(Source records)
══════════

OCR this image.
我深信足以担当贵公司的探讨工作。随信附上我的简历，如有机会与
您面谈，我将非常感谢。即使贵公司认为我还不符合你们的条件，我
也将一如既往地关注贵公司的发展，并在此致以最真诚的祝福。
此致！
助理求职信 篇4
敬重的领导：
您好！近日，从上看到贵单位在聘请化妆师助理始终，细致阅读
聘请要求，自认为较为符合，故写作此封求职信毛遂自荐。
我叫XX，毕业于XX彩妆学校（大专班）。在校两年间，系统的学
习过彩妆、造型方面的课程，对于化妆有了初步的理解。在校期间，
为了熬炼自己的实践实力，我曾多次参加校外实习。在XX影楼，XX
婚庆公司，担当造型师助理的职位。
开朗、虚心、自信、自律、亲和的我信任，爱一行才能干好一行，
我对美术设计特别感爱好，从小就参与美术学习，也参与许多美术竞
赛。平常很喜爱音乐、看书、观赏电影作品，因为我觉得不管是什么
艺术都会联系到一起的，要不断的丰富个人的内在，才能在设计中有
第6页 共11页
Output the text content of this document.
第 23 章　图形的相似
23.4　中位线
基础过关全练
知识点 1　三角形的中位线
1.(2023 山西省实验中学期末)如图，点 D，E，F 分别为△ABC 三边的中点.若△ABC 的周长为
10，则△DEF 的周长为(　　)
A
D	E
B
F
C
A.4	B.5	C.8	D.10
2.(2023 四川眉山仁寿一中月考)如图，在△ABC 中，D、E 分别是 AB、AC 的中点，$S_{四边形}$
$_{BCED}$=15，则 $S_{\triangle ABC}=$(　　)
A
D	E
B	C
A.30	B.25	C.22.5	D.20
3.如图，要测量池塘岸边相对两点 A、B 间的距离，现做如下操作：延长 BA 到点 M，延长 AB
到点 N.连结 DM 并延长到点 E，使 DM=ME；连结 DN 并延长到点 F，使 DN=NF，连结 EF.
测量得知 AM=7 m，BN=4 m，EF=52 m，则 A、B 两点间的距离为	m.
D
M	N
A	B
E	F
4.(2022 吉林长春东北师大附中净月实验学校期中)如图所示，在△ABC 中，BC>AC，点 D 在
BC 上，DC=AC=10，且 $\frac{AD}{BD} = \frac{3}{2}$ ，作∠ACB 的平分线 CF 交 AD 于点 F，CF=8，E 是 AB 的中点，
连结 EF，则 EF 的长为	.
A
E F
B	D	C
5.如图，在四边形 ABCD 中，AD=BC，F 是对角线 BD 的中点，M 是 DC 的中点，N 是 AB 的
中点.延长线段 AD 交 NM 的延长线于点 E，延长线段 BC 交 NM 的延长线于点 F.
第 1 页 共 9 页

══════════

▸ GOAL OF THE EXERCISE
Write out the entries above once more, without altering anything.

▸ WRITTEN RESPONSE
OCR this image.
我深信足以担当贵公司的探讨工作。随信附上我的简历，如有机会与
您面谈，我将非常感谢。即使贵公司认为我还不符合你们的条件，我
也将一如既往地关注贵公司的发展，并在此致以最真诚的祝福。
此致！
助理求职信 篇4
敬重的领导：
您好！近日，从上看到贵单位在聘请化妆师助理始终，细致阅读
聘请要求，自认为较为符合，故写作此封求职信毛遂自荐。
我叫XX，毕业于XX彩妆学校（大专班）。在校两年间，系统的学
习过彩妆、造型方面的课程，对于化妆有了初步的理解。在校期间，
为了熬炼自己的实践实力，我曾多次参加校外实习。在XX影楼，XX
婚庆公司，担当造型师助理的职位。
开朗、虚心、自信、自律、亲和的我信任，爱一行才能干好一行，
我对美术设计特别感爱好，从小就参与美术学习，也参与许多美术竞
赛。平常很喜爱音乐、看书、观赏电影作品，因为我觉得不管是什么
艺术都会联系到一起的，要不断的丰富个人的内在，才能在设计中有
第6页 共11页
Output the text content of this document.
第 23 章　图形的相似
23.4　中位线
基础过关全练
知识点 1　三角形的中位线
1.(2023 山西省实验中学期末)如图，点 D，E，F 分别为△ABC 三边的中点.若△ABC 的周长为
10，则△DEF 的周长为(　　)
A
D	E
B
F
C
A.4	B.5	C.8	D.10
2.(2023 四川眉山仁寿一中月考)如图，在△ABC 中，D、E 分别是 AB、AC 的中点，$S_{四边形}$
$_{BCED}$=15，则 $S_{\triangle ABC}=$(　　)
A
D	E
B	C
A.30	B.25	C.22.5	D.20
3.如图，要测量池塘岸边相对两点 A、B 间的距离，现做如下操作：延长 BA 到点 M，延长 AB
到点 N.连结 DM 并延长到点 E，使 DM=ME；连结 DN 并延长到点 F，使 DN=NF，连结 EF.
测量得知 AM=7 m，BN=4 m，EF=52 m，则 A、B 两点间的距离为	m.
D
M	N
A	B
E	F
4.(2022 吉林长春东北师大附中净月实验学校期中)如图所示，在△ABC 中，BC>AC，点 D 在
BC 上，DC=AC=10，且 $\frac{AD}{BD} = \frac{3}{2}$ ，作∠ACB 的平分线 CF 交 AD 于点 F，CF=8，E 是 AB 的中点，
连结 EF，则 EF 的长为	.
A
E F
B	D	C
5.如图，在四边形 ABCD 中，AD=BC，F 是对角线 BD 的中点，M 是 DC 的中点，N 是 AB 的
中点.延长线段 AD 交 NM 的延长线于点 E，延长线段 BC 交 NM 的延长线于点 F.
第 1 页 共 9 页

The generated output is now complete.